* begin Data records *

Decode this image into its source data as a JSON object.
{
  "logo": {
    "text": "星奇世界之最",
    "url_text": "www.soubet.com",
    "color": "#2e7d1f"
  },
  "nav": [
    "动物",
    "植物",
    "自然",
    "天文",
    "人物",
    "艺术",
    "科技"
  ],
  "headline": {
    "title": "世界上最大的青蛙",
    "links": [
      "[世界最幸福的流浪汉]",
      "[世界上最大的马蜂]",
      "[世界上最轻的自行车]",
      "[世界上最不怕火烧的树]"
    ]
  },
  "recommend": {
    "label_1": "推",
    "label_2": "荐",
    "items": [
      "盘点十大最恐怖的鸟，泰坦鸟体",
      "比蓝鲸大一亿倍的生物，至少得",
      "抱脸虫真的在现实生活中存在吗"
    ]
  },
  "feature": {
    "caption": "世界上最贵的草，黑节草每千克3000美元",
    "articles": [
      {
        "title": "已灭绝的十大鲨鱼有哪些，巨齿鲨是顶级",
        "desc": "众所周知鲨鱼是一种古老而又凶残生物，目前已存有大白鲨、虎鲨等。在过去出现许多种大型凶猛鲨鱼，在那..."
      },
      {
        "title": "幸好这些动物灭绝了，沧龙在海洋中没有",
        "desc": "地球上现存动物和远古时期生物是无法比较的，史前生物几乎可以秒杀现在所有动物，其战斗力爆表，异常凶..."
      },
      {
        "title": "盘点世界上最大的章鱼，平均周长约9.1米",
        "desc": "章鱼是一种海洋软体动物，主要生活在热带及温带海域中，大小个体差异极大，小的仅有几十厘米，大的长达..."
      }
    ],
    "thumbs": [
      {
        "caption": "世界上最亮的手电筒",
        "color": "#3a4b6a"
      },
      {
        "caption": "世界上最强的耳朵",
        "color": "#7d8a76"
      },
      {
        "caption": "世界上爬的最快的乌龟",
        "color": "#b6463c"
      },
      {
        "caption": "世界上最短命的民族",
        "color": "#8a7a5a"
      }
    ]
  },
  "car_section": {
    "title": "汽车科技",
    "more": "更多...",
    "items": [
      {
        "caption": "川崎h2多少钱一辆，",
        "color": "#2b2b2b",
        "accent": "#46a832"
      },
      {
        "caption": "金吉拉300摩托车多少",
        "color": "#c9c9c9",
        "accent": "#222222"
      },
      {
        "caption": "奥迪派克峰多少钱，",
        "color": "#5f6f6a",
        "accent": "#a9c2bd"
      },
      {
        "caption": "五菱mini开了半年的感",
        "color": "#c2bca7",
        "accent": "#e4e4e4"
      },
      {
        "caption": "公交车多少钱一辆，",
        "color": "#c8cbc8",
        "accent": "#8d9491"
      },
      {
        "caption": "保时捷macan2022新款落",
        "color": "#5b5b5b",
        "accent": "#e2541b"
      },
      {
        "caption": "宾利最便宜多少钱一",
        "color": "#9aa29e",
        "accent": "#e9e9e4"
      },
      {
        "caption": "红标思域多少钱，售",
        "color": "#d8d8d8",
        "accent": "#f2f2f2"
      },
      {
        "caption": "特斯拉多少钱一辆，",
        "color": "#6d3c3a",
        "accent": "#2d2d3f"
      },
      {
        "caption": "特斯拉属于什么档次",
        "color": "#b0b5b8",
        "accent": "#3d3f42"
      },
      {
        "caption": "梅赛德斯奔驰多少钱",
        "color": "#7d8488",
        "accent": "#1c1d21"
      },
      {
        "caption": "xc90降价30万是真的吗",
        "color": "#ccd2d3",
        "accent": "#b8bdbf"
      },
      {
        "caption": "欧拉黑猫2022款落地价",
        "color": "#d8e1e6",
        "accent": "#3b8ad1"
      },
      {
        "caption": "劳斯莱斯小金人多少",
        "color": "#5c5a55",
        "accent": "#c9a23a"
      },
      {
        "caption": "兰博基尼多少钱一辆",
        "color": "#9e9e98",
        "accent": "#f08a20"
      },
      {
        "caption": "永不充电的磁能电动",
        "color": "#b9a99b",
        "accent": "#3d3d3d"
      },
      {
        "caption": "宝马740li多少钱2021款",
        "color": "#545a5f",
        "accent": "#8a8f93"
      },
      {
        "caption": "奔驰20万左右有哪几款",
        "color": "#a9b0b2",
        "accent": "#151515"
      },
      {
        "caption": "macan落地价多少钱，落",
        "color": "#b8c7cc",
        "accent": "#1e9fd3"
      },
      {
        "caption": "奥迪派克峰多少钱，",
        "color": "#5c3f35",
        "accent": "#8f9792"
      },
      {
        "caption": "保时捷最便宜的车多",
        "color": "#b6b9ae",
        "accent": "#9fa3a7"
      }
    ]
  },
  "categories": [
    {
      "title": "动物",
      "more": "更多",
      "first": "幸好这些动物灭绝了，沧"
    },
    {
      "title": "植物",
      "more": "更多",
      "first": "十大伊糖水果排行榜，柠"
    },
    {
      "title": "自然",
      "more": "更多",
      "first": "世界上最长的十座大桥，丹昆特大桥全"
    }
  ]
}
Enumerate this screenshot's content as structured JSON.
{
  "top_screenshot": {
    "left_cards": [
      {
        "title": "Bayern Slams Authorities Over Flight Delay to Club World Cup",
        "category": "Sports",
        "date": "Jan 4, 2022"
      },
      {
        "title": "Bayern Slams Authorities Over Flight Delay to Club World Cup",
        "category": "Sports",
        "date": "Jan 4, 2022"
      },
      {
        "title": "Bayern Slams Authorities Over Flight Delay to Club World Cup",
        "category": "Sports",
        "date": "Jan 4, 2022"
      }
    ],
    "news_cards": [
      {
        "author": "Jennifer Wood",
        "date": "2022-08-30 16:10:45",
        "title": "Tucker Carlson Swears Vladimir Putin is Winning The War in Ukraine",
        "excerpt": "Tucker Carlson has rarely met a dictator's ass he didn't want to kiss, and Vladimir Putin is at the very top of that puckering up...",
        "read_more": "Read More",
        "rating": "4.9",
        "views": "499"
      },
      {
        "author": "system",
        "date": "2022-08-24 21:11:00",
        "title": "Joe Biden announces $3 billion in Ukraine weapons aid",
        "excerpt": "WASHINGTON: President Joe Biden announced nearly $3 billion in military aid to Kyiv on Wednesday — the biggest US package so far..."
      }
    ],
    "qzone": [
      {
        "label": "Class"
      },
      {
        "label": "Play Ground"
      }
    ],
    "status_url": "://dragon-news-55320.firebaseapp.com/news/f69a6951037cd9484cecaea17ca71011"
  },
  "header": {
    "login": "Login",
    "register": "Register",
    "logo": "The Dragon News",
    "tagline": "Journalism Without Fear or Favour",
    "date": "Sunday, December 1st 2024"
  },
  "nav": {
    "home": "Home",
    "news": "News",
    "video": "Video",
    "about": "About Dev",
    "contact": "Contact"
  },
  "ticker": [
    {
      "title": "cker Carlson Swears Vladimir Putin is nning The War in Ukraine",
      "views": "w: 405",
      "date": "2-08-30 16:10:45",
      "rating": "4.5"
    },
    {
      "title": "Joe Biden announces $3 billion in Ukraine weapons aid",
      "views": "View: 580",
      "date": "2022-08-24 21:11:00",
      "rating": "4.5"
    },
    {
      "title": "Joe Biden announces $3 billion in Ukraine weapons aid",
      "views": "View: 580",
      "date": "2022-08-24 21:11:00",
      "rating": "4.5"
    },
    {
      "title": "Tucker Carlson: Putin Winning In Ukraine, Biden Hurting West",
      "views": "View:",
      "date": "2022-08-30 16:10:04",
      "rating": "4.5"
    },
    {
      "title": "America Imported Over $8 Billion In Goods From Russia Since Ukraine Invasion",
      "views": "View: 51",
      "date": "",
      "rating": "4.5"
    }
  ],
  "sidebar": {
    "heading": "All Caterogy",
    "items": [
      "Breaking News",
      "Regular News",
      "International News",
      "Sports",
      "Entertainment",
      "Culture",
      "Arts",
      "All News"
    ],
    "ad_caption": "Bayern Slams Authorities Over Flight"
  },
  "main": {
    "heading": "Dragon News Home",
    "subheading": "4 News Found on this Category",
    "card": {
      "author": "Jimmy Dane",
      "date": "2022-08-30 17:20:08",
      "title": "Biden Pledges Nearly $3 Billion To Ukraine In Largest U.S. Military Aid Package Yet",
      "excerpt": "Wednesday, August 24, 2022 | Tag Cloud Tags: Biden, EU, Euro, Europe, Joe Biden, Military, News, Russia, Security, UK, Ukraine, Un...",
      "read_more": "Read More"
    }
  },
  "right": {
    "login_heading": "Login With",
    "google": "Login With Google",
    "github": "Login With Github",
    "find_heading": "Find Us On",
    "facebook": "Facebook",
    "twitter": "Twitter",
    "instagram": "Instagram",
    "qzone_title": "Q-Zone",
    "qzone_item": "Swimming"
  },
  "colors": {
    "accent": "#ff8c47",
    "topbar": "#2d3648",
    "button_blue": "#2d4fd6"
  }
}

* end Data records *

Find each line holding the word "Russia" and copy it.

> [Result of this exercise]:
      "title": "America Imported Over $8 Billion In Goods From Russia Since Ukraine Invasion",
      "excerpt": "Wednesday, August 24, 2022 | Tag Cloud Tags: Biden, EU, Euro, Europe, Joe Biden, Military, News, Russia, Security, UK, Ukraine, Un...",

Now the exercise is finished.